**Dataset:**
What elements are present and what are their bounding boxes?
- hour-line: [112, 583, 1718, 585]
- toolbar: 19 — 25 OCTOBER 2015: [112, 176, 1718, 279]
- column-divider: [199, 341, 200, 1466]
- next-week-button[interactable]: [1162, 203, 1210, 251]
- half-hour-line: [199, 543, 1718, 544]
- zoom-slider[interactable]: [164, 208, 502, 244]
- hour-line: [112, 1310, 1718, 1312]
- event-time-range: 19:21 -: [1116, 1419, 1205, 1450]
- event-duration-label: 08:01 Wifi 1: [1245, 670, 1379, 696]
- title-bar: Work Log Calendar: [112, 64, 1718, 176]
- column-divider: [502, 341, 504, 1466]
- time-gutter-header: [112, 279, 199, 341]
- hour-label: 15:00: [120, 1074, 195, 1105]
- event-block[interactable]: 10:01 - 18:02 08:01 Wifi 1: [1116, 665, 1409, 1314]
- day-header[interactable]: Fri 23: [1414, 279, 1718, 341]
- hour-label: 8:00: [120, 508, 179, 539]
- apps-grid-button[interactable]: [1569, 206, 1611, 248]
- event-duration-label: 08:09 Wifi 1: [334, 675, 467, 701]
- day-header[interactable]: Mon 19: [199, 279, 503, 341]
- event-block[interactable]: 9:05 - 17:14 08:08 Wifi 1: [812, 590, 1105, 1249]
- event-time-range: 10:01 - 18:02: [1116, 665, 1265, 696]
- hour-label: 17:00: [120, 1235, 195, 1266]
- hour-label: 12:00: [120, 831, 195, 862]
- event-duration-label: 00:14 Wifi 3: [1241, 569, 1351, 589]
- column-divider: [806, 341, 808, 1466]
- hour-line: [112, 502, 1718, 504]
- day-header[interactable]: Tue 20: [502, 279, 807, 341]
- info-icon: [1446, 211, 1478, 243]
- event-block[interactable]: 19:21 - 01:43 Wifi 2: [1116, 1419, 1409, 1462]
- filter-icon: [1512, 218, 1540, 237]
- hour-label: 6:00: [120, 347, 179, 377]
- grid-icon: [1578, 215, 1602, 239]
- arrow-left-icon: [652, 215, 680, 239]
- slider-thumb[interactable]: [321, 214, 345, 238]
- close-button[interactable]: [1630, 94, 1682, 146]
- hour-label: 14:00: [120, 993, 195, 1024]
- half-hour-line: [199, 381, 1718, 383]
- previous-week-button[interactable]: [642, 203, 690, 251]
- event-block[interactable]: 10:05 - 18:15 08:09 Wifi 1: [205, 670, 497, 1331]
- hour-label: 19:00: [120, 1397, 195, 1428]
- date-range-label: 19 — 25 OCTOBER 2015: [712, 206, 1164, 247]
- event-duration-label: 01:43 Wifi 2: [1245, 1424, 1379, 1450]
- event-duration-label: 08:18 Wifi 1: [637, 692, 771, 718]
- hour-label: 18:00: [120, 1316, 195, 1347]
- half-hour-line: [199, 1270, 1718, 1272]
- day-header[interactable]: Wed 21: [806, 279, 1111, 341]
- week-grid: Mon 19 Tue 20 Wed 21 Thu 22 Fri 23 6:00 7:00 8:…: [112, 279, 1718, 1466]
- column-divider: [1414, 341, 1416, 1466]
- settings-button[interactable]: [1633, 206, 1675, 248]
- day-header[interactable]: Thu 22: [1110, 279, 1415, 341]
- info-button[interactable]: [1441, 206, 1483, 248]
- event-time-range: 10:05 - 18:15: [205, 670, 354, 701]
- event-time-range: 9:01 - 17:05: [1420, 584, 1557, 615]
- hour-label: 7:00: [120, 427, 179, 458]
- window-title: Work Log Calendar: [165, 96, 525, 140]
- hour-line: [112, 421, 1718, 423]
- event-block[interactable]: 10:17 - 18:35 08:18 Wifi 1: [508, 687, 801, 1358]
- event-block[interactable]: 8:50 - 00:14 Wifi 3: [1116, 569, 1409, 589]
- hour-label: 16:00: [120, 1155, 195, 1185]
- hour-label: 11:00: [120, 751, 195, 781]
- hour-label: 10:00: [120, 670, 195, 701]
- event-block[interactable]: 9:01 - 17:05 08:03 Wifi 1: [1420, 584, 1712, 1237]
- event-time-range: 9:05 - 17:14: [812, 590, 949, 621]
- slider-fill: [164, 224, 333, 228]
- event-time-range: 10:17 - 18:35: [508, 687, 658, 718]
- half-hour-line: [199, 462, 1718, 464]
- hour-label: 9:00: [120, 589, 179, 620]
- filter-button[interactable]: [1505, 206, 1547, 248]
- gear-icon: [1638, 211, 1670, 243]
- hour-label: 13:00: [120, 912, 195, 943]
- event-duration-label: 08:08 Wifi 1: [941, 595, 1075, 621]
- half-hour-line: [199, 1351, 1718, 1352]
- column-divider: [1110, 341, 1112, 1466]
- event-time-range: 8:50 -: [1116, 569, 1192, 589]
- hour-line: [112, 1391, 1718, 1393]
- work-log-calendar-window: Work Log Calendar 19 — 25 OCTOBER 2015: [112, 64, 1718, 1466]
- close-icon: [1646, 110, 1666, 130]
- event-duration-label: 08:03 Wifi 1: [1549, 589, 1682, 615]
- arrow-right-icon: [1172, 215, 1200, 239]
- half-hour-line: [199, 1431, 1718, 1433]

**To do:** Copy the lines word for word, starting at the first line of the records and ending after the line that contains "- zoom-slider[interactable]: [164, 208, 502, 244]".

**Worked answer:**
What elements are present and what are their bounding boxes?
- hour-line: [112, 583, 1718, 585]
- toolbar: 19 — 25 OCTOBER 2015: [112, 176, 1718, 279]
- column-divider: [199, 341, 200, 1466]
- next-week-button[interactable]: [1162, 203, 1210, 251]
- half-hour-line: [199, 543, 1718, 544]
- zoom-slider[interactable]: [164, 208, 502, 244]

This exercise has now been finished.